_Quoted text_
Using noexcept

Hi,
Did you notice the new keyword in incoming C++11 standard (C++0x): noexcept? In case you wonder what it does, why it works the way it does, and how you should use it, I wrote an article about it on my blog. Here is the link:
http://akrzemi1.wordpress.com/2011/06/10/using-noexcept/

Regards,
&rzej
OMG! C++ now doing the same mistake Java did long, long time ago: checked exceptions, only this one is more complex than in any other language. The whole idea that the compiler statically checks what throws exceptions and what not is broken - you can't do it right, and if you try, you get something complex, hard to understand and inconvenient to use.
closed account (S6k9GNh0)
"You can't do it right". What do you base that on? Just the example from Java?

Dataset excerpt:
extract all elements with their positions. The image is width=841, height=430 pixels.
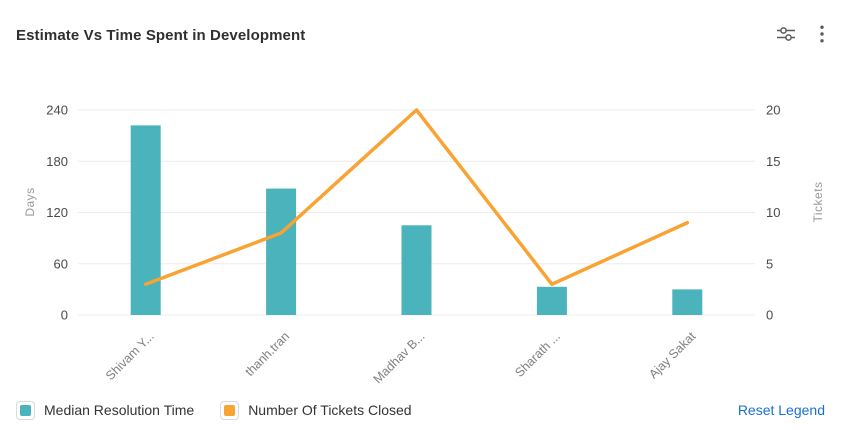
legend-swatch-box — [16, 400, 35, 420]
x-axis-category-label: thanh.tran — [243, 329, 293, 379]
left-axis-tick-label: 180 — [46, 154, 68, 169]
more-options-button[interactable] — [817, 22, 827, 49]
x-axis-category-label: Ajay Sakat — [646, 329, 699, 382]
tickets-closed-line[interactable] — [143, 108, 690, 286]
combo-chart: 0 0 60 5 120 10 180 15 240 20 Days Tickets Shivam Y.… — [0, 60, 841, 390]
left-axis-tick-label: 120 — [46, 205, 68, 220]
left-axis-tick-label: 240 — [46, 103, 68, 118]
x-axis-category-label: Madhav B... — [371, 329, 428, 386]
chart-header: Estimate Vs Time Spent in Development — [16, 22, 827, 49]
legend-label: Median Resolution Time — [44, 402, 195, 418]
legend-swatch-box — [220, 400, 240, 420]
line-series-swatch — [224, 404, 236, 416]
bar-shivam-y-[interactable] — [130, 125, 161, 315]
x-axis-category-label: Shivam Y... — [103, 329, 157, 383]
bar-thanh-tran[interactable] — [266, 188, 297, 315]
legend-label: Number Of Tickets Closed — [248, 402, 412, 418]
left-axis-tick-label: 60 — [54, 256, 68, 271]
right-axis-tick-label: 15 — [766, 154, 780, 169]
bar-series-swatch — [20, 404, 31, 416]
bar-madhav-b-[interactable] — [401, 225, 432, 315]
bar-sharath-[interactable] — [536, 286, 567, 315]
header-actions — [773, 22, 827, 49]
right-axis-title: Tickets — [811, 181, 825, 222]
right-axis-tick-label: 5 — [766, 256, 773, 271]
chart-settings-button[interactable] — [773, 22, 799, 49]
right-axis-tick-label: 0 — [766, 308, 773, 323]
chart-legend: Median Resolution Time Number Of Tickets… — [16, 399, 825, 421]
right-axis-tick-label: 20 — [766, 103, 780, 118]
legend-item-median-resolution-time[interactable]: Median Resolution Time — [16, 400, 195, 420]
reset-legend-link[interactable]: Reset Legend — [737, 402, 825, 418]
chart-canvas: 0 0 60 5 120 10 180 15 240 20 Days Tickets Shivam Y.… — [23, 103, 825, 387]
sliders-icon — [775, 24, 797, 47]
chart-title: Estimate Vs Time Spent in Development — [16, 27, 306, 44]
right-axis-tick-label: 10 — [766, 205, 780, 220]
bar-ajay-sakat[interactable] — [672, 289, 703, 315]
left-axis-tick-label: 0 — [61, 308, 68, 323]
legend-item-number-of-tickets-closed[interactable]: Number Of Tickets Closed — [220, 400, 412, 420]
left-axis-title: Days — [23, 187, 37, 216]
x-axis-category-label: Sharath ... — [512, 329, 563, 380]
kebab-menu-icon — [819, 24, 825, 47]
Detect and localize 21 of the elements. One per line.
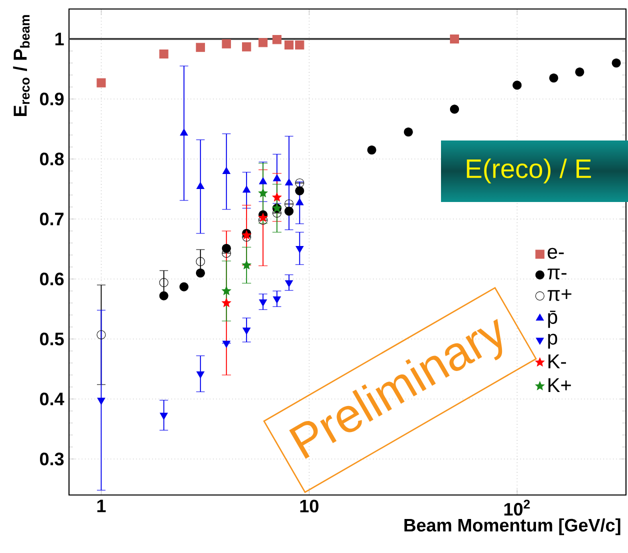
legend-label: e- (548, 248, 564, 259)
y-tick-label: 0.5 (40, 332, 64, 346)
legend-label: p̄ (548, 310, 558, 328)
legend-label: π- (548, 268, 566, 280)
x-axis-title: Beam Momentum [GeV/c] (404, 518, 620, 536)
x-tick-label: 1 (97, 500, 106, 512)
y-tick-label: 0.6 (40, 272, 64, 286)
y-tick-label: 0.7 (40, 212, 64, 226)
legend-label: K+ (548, 378, 571, 392)
legend-label: K- (548, 354, 566, 368)
y-axis-title: E$_{reco}$ / P$_{beam}$ (13, 15, 30, 116)
y-tick-label: 0.3 (40, 452, 64, 466)
x-tick-label: 10$^{2}$ (504, 500, 530, 516)
y-tick-label: 1 (55, 32, 64, 46)
y-tick-label: 0.8 (40, 152, 64, 166)
legend-label: p (548, 334, 558, 349)
legend-label: π+ (548, 289, 572, 301)
y-tick-label: 0.9 (40, 92, 64, 106)
annotation: E(reco) / E (466, 158, 591, 184)
x-tick-label: 10 (300, 500, 318, 512)
y-tick-label: 0.4 (40, 392, 64, 406)
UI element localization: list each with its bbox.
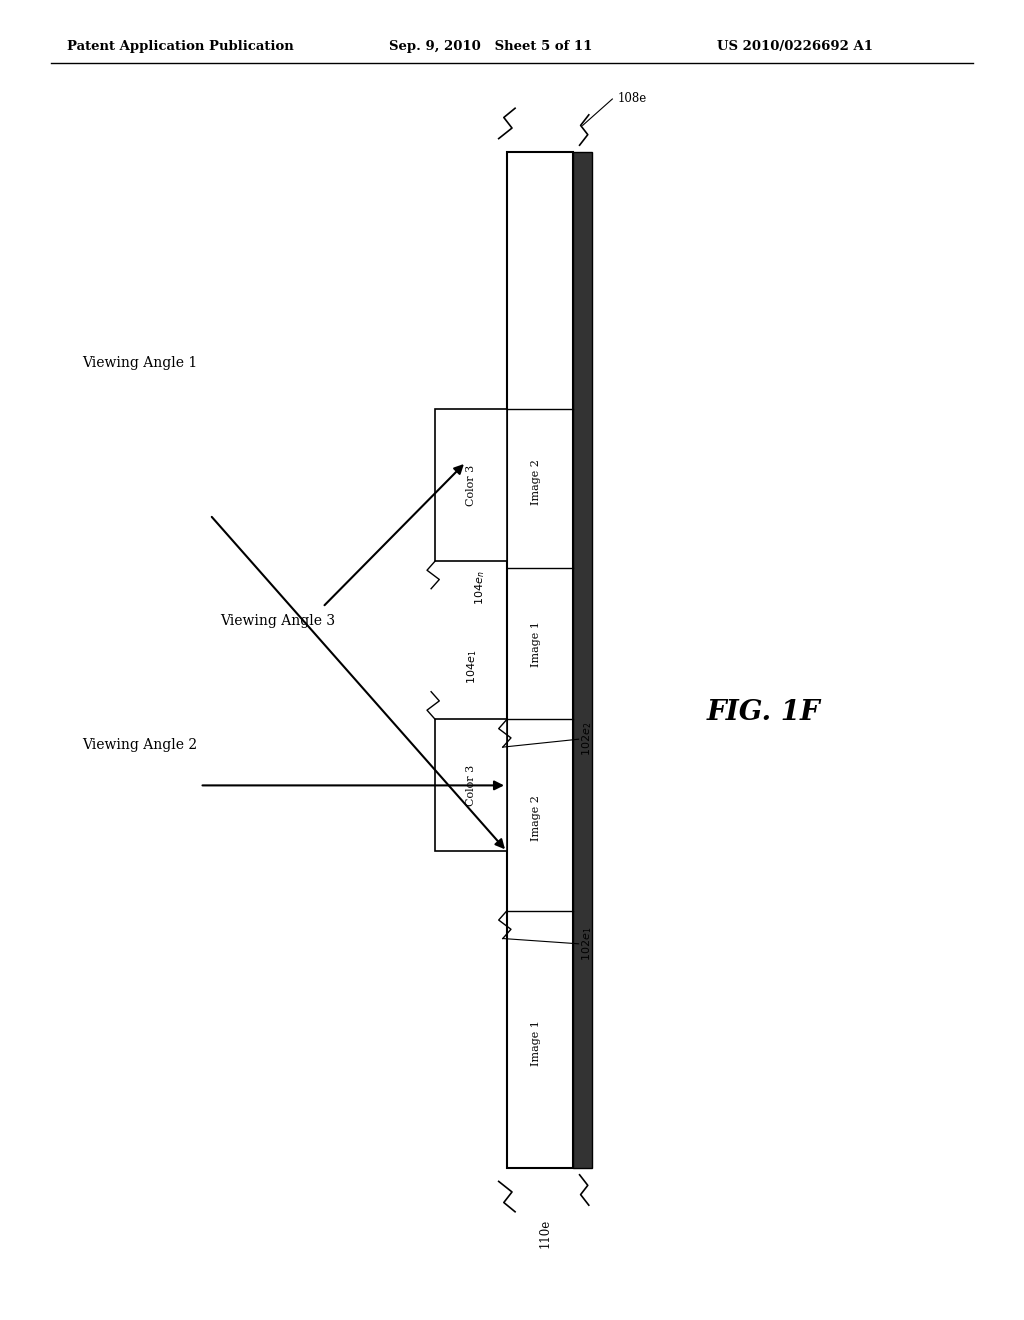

_Tasks and exercises_
a. In the noexcept forum thread, which language is said to have made the mistake of checked exceptions long ago?
b. Repeat the part of the noexcept forum thread between "Using noexcept" and "closed account (S6k9GNh0)", inclusive.
The listing is separate material and has no connection to the noexcept forum thread.

_Solutions_
a. Java

b.
Using noexcept

Hi,
Did you notice the new keyword in incoming C++11 standard (C++0x): noexcept? In case you wonder what it does, why it works the way it does, and how you should use it, I wrote an article about it on my blog. Here is the link:
http://akrzemi1.wordpress.com/2011/06/10/using-noexcept/

Regards,
&rzej
OMG! C++ now doing the same mistake Java did long, long time ago: checked exceptions, only this one is more complex than in any other language. The whole idea that the compiler statically checks what throws exceptions and what not is broken - you can't do it right, and if you try, you get something complex, hard to understand and inconvenient to use.
closed account (S6k9GNh0)